◆ Records shown:
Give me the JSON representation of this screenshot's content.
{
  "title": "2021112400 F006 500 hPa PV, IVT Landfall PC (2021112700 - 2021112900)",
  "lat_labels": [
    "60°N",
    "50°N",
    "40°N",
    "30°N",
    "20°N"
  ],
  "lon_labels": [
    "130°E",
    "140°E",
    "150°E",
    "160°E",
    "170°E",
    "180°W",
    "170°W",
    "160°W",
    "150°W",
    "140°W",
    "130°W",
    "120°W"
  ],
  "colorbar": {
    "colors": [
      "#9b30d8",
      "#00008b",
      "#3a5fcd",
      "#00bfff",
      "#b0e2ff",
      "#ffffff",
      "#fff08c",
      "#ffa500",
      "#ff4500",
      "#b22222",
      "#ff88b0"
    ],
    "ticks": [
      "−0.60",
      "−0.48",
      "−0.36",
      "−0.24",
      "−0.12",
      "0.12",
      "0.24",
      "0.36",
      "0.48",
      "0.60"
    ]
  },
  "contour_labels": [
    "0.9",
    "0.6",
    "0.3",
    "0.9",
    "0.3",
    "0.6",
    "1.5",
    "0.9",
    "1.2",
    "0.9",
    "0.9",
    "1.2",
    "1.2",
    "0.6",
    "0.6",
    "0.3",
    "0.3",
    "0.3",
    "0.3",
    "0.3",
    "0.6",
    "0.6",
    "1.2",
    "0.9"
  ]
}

◆ Task to carry out:
Write out the full set of records exactly as given.

◆ Exercise answer:
Give me the JSON representation of this screenshot's content.
{
  "title": "2021112400 F006 500 hPa PV, IVT Landfall PC (2021112700 - 2021112900)",
  "lat_labels": [
    "60°N",
    "50°N",
    "40°N",
    "30°N",
    "20°N"
  ],
  "lon_labels": [
    "130°E",
    "140°E",
    "150°E",
    "160°E",
    "170°E",
    "180°W",
    "170°W",
    "160°W",
    "150°W",
    "140°W",
    "130°W",
    "120°W"
  ],
  "colorbar": {
    "colors": [
      "#9b30d8",
      "#00008b",
      "#3a5fcd",
      "#00bfff",
      "#b0e2ff",
      "#ffffff",
      "#fff08c",
      "#ffa500",
      "#ff4500",
      "#b22222",
      "#ff88b0"
    ],
    "ticks": [
      "−0.60",
      "−0.48",
      "−0.36",
      "−0.24",
      "−0.12",
      "0.12",
      "0.24",
      "0.36",
      "0.48",
      "0.60"
    ]
  },
  "contour_labels": [
    "0.9",
    "0.6",
    "0.3",
    "0.9",
    "0.3",
    "0.6",
    "1.5",
    "0.9",
    "1.2",
    "0.9",
    "0.9",
    "1.2",
    "1.2",
    "0.6",
    "0.6",
    "0.3",
    "0.3",
    "0.3",
    "0.3",
    "0.3",
    "0.6",
    "0.6",
    "1.2",
    "0.9"
  ]
}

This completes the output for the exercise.